▸ TASK TO CARRY OUT:
Please convert the lines from the one containing "Bar [181, 167, 232, 374]" through the one containing "Text: ▼: ▼ [108, 394, 115, 404]" into a Markdown table with a No. column for the running count and an Entry column for each line, leaving out any blank lines.

____

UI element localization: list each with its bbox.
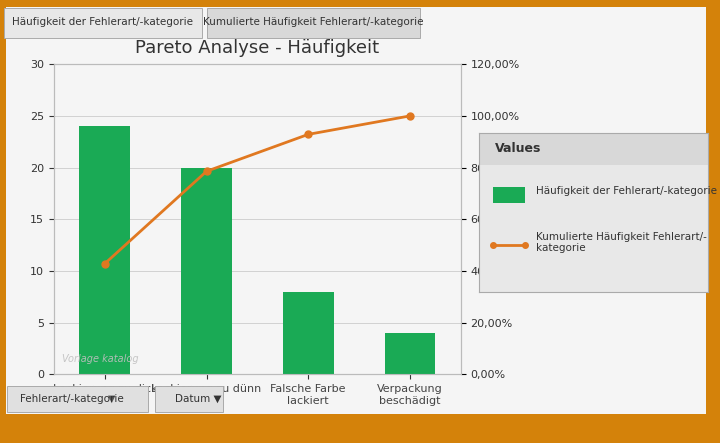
Bar [181, 167, 232, 374]
Text: Values: Values [495, 142, 541, 155]
Text: Datum ▼: Datum ▼ [175, 394, 221, 404]
Bar [79, 126, 130, 374]
Text: Kumulierte Häufigkeit Fehlerart/-
kategorie: Kumulierte Häufigkeit Fehlerart/- katego… [536, 232, 707, 253]
Bar [283, 291, 333, 374]
Text: ▼: ▼ [108, 394, 115, 404]
Text: Fehlerart/-kategorie: Fehlerart/-kategorie [20, 394, 124, 404]
Bar [479, 133, 708, 165]
Text: Häufigkeit der Fehlerart/-kategorie: Häufigkeit der Fehlerart/-kategorie [536, 186, 717, 195]
Bar [384, 333, 436, 374]
Title: Pareto Analyse - Häufigkeit: Pareto Analyse - Häufigkeit [135, 39, 379, 57]
Text: Vorlage katalog: Vorlage katalog [62, 354, 139, 364]
Bar [492, 187, 525, 203]
Text: Kumulierte Häufigkeit Fehlerart/-kategorie: Kumulierte Häufigkeit Fehlerart/-kategor… [203, 17, 424, 27]
Text: Häufigkeit der Fehlerart/-kategorie: Häufigkeit der Fehlerart/-kategorie [12, 17, 193, 27]
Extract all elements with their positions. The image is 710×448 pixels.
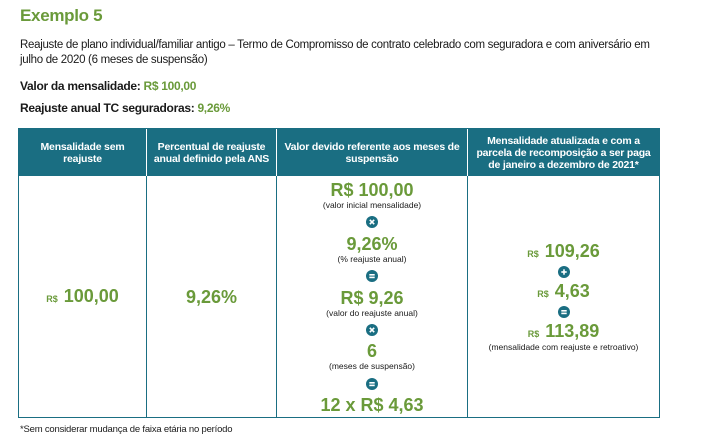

____

▸ ANSWER:
| No. | Entry |
|---|---|
| 1 | Bar [181, 167, 232, 374] |
| 2 | Text: Values: Values [495, 142, 541, 155] |
| 3 | Text: Datum ▼: Datum ▼ [175, 394, 221, 404] |
| 4 | Bar [79, 126, 130, 374] |
| 5 | Text: Kumulierte Häufigkeit Fehlerart/- |
| 6 | kategorie: Kumulierte Häufigkeit Fehlerart/- katego… [536, 232, 707, 253] |
| 7 | Bar [283, 291, 333, 374] |
| 8 | Text: ▼: ▼ [108, 394, 115, 404] |